### EXERCISE MATERIAL ###
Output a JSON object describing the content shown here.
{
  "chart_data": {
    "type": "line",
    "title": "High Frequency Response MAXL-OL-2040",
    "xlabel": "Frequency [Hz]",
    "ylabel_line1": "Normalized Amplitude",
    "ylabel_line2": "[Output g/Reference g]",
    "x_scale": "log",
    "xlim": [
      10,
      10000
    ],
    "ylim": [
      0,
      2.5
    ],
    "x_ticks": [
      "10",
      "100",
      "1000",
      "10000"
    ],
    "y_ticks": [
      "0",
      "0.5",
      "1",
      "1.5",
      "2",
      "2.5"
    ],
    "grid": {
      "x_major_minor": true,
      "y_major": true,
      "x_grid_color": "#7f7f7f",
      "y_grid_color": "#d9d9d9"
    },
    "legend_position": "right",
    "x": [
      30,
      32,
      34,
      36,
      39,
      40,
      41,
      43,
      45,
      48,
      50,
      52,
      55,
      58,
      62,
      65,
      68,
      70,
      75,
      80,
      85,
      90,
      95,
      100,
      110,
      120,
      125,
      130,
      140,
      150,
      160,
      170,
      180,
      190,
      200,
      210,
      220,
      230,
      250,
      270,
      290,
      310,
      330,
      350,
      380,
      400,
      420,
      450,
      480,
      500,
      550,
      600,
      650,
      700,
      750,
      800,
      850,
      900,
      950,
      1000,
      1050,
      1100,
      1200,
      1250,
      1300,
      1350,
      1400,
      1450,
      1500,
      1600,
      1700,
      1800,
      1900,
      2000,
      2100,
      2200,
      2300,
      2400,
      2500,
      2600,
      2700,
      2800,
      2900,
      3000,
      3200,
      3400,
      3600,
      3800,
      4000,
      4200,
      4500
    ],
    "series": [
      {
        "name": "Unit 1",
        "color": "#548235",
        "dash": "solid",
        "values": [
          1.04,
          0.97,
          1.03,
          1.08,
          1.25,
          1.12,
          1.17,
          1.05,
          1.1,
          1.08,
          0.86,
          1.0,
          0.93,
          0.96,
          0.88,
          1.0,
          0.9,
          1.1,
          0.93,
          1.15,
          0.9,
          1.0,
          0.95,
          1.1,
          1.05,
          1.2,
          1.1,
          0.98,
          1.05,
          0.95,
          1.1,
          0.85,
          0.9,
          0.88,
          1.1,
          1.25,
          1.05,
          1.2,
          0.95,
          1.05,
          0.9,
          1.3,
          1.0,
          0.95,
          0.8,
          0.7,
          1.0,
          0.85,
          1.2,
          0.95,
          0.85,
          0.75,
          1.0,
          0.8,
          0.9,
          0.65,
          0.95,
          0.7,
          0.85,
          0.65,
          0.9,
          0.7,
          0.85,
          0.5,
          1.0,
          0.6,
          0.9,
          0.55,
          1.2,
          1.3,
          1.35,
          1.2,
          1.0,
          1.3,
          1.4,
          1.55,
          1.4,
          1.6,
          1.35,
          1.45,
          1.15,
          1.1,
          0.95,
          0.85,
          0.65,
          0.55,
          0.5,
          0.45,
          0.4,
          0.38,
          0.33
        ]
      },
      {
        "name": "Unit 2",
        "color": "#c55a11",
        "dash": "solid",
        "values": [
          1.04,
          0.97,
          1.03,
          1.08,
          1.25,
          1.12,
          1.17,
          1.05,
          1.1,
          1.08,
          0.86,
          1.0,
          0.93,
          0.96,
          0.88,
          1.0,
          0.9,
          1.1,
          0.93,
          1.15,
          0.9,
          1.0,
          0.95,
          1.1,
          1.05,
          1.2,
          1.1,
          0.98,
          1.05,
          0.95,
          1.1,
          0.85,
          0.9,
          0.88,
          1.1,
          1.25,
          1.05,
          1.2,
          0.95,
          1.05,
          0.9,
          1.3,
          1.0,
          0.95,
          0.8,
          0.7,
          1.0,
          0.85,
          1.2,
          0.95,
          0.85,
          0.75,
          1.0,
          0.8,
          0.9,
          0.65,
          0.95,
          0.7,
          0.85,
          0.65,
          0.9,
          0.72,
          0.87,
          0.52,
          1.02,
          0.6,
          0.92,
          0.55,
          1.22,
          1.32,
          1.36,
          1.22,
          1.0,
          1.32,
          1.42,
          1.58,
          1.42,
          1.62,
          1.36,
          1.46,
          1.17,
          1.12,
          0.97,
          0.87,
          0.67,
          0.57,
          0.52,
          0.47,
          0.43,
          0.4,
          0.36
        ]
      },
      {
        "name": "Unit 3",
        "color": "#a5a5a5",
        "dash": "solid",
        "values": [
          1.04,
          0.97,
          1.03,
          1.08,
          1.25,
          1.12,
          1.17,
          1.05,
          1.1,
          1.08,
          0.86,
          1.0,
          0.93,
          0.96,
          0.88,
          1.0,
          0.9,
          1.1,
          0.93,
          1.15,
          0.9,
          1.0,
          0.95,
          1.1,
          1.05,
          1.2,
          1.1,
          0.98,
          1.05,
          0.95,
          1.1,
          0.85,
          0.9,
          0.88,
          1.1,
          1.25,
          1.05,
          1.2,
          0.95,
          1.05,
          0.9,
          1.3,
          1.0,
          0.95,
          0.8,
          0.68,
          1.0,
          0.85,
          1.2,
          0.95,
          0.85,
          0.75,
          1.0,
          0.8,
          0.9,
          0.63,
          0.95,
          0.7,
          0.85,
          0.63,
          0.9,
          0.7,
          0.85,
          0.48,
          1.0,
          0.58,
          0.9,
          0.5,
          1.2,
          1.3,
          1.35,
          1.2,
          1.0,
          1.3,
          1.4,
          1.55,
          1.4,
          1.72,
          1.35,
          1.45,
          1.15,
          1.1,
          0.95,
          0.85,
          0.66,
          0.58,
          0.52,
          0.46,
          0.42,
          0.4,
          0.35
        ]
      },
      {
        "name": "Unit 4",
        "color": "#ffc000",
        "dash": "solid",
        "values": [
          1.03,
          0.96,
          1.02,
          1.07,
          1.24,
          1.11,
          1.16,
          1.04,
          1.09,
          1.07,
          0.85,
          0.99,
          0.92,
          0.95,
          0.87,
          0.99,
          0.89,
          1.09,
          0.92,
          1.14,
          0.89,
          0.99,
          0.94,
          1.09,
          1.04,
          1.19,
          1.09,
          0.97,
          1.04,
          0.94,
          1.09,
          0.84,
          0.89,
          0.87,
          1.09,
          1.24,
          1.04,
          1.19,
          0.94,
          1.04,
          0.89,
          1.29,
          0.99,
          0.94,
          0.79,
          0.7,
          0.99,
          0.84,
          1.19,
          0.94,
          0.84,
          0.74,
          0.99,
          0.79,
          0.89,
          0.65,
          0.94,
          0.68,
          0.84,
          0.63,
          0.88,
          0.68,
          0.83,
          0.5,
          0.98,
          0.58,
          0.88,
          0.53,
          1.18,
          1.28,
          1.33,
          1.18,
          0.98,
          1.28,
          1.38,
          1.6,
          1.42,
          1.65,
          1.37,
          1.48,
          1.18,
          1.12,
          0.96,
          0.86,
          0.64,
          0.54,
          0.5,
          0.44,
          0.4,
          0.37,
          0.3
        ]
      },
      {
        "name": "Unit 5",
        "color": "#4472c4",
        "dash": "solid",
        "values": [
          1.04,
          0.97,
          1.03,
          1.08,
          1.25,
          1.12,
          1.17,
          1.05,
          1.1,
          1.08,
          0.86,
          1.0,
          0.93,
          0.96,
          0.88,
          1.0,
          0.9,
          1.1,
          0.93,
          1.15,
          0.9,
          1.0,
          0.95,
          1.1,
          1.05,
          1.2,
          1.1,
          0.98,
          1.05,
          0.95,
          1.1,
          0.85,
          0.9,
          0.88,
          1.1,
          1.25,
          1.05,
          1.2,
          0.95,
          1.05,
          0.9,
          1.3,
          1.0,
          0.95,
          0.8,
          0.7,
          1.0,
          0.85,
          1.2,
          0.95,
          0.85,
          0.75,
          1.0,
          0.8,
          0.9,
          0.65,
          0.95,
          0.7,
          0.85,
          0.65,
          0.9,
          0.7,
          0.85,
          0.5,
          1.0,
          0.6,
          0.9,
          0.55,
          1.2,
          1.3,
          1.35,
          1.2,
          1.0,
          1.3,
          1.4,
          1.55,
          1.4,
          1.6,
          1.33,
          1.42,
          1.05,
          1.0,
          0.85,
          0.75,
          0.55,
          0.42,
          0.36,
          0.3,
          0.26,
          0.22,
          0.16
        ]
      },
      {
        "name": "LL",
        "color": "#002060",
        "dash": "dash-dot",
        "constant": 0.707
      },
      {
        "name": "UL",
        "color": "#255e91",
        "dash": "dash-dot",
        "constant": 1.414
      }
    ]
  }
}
###
EXERCISE REQUIREMENTS -
Only the number is wanted: how many lines of the material contain the word "Unit"?

TASK ANSWER -
5